Page text Block Start
Moby Dick Poster SmallI am feeling many of the same feelings as I have the opportunity to take on the mantle of Lear/Ahab.
As I anticipate the opportunity to be the first woman to play Ahab in Moby Dick, Rehearsed,  I can honestly say I am equal parts excitement and terror — which, for me, is the best possible place to start any creative endeavor. I naturally feel the weight of being trusted with being ‘the first’, but at the same time I am humbled and energized by the trust placed in me by Scott and the Welles Estate. I cannot wait to get started!
I spent my junior year abroad in London training in a full year conservatory program run by Marymount Tarrytown University. Basically, we were getting the second year training from the RADA curriculum, right down to the same teachers.Our housing was literally across the street from RADA…and out classrooms around the corner. Our professors would come from their RADA classes to teach ours. There were only 12 of us in that class…and this was my first real feeling of ‘company’ and deeper ensemble work. We formed very deep connections and worked like fiends that entire year. I developed and recognized an amazing toolbox of skills during my year there that has truly made me the actor I am today.
Page text Block End
■ What is expected
In the text about playing Ahab, how many students were in the London conservatory class? The lines that follow aren't needed for anything here.
Record set Block Start
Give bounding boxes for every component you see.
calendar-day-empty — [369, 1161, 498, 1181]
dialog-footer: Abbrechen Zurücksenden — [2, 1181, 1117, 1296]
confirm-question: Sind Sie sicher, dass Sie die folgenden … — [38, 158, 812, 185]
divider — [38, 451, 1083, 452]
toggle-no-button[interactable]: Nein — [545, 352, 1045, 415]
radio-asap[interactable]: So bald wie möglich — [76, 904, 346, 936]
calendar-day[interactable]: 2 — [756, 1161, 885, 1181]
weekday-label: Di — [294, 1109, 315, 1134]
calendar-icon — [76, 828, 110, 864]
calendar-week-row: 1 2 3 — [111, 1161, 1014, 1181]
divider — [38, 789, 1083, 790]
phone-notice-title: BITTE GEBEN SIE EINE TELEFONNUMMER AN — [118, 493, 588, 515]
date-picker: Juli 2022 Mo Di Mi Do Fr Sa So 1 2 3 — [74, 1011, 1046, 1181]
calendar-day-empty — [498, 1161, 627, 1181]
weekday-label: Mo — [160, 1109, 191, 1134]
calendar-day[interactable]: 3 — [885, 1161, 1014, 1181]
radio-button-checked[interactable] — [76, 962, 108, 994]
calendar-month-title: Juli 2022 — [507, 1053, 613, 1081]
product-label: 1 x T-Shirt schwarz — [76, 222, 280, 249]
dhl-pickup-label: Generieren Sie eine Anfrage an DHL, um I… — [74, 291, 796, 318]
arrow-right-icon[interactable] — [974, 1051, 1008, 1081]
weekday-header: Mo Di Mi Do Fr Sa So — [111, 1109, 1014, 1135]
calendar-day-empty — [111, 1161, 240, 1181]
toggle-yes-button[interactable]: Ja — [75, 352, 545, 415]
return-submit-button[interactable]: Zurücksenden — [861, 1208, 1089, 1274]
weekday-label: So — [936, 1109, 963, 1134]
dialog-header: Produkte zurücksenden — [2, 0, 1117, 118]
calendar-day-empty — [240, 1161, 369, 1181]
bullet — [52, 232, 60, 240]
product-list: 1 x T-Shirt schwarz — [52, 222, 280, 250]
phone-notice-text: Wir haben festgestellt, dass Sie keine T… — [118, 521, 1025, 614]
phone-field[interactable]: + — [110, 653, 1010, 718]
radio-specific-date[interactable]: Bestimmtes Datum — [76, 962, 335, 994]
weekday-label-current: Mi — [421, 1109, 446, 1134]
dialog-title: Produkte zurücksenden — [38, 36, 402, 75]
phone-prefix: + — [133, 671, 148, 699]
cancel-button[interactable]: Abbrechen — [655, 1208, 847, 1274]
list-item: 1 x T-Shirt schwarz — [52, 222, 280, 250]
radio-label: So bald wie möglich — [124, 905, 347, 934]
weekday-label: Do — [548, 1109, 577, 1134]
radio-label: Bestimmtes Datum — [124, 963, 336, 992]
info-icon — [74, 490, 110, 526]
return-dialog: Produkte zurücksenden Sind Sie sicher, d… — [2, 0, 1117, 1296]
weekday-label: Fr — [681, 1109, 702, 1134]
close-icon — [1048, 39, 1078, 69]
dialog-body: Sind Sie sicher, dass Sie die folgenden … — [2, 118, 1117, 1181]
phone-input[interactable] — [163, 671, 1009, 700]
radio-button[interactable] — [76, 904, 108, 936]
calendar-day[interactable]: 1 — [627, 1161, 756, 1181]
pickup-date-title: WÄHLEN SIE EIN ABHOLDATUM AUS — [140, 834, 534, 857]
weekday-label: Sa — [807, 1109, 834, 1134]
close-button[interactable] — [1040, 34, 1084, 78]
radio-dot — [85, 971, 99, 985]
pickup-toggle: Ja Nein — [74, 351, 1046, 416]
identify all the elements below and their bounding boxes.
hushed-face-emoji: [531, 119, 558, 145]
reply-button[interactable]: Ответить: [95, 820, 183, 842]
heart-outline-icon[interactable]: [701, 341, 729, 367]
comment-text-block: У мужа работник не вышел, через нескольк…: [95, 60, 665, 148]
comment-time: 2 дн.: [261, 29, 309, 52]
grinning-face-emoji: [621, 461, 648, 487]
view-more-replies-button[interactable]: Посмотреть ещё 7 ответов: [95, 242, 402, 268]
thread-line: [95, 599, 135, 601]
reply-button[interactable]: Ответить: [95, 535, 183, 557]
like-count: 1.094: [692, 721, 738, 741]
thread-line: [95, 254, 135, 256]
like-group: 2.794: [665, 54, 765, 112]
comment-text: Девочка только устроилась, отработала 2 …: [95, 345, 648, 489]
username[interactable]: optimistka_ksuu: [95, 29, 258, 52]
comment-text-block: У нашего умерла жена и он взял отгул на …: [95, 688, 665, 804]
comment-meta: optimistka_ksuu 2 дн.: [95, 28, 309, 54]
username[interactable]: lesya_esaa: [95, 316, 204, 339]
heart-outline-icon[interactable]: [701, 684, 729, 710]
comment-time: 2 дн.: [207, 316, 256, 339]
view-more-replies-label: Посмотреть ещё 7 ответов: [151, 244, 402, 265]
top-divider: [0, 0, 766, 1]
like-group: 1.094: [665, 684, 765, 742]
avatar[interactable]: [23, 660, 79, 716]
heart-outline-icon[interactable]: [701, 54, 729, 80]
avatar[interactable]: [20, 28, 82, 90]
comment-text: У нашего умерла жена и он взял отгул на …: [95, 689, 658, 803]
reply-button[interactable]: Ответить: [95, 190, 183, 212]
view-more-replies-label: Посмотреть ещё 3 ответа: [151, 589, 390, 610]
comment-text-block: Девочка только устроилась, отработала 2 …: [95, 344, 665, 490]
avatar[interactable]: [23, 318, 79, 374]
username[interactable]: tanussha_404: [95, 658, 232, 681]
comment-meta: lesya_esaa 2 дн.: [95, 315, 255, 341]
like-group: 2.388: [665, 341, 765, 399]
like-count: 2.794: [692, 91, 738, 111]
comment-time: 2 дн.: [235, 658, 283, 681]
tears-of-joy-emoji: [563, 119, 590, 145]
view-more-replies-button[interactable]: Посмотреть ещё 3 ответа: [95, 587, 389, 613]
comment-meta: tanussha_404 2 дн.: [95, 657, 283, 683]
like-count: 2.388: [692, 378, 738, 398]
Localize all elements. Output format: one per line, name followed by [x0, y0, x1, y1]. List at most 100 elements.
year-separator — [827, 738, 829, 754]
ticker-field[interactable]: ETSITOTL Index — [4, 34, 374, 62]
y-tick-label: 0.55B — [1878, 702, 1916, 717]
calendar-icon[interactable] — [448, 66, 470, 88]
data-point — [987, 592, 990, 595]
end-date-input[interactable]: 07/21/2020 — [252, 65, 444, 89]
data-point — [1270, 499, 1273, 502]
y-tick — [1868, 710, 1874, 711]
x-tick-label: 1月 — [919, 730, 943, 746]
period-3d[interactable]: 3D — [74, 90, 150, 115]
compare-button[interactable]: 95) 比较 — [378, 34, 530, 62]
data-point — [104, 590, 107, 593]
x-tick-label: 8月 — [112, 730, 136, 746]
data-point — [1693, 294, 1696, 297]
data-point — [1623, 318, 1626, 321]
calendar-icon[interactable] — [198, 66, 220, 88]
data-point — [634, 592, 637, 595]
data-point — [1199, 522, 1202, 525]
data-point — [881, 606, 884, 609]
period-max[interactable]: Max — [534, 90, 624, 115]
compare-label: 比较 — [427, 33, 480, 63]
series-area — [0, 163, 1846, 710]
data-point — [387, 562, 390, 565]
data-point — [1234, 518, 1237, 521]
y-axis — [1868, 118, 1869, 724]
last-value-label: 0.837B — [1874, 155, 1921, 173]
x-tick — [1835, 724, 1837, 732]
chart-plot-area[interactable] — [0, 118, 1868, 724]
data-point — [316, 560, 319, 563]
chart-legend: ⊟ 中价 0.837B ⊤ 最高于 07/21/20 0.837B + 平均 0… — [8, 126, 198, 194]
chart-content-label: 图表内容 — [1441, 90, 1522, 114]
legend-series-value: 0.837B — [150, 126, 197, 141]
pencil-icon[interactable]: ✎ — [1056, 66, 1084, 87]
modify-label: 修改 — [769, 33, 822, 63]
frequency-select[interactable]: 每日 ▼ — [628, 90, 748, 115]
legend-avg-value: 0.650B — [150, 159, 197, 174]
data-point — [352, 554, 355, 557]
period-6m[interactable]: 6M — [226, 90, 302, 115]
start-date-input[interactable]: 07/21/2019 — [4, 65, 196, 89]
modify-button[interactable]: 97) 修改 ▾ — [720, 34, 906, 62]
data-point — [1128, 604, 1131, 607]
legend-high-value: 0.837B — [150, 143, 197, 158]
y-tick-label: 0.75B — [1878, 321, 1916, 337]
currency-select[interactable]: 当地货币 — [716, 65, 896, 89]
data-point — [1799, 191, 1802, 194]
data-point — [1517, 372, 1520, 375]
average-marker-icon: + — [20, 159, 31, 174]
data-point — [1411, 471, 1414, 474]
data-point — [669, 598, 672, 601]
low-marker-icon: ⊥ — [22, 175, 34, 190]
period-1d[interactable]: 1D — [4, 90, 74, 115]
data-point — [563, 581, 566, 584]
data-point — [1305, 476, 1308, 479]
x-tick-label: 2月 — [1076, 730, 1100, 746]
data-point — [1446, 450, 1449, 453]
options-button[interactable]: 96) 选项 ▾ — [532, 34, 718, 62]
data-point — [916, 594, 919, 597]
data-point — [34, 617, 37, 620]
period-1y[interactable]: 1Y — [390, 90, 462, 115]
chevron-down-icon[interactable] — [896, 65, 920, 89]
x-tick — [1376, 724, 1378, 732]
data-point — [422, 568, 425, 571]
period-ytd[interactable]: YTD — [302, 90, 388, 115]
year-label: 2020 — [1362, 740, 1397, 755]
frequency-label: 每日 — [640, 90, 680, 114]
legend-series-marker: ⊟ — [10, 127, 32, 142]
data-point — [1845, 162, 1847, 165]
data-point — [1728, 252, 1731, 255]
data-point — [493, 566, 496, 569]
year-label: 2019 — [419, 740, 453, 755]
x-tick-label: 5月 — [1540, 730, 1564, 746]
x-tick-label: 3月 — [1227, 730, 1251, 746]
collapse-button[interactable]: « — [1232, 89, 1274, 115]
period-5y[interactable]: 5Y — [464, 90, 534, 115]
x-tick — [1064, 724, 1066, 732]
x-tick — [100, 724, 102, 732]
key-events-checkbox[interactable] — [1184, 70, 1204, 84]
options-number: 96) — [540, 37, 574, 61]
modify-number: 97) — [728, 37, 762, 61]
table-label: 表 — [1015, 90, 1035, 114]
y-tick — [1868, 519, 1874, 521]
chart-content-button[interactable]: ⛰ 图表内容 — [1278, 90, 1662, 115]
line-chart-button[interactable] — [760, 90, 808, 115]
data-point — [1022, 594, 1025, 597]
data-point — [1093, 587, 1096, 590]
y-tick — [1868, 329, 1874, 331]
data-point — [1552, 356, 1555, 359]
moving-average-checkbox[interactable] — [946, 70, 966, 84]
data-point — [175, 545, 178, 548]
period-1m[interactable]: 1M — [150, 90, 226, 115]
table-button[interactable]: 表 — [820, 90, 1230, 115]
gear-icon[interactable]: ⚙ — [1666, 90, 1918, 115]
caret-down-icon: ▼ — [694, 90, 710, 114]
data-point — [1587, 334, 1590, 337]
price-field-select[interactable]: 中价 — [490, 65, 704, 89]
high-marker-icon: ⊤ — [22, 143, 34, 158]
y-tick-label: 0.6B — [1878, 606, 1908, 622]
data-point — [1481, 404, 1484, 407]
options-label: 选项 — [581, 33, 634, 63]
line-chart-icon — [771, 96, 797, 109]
Record set Block End
■ Response box
There were 12 students in the class.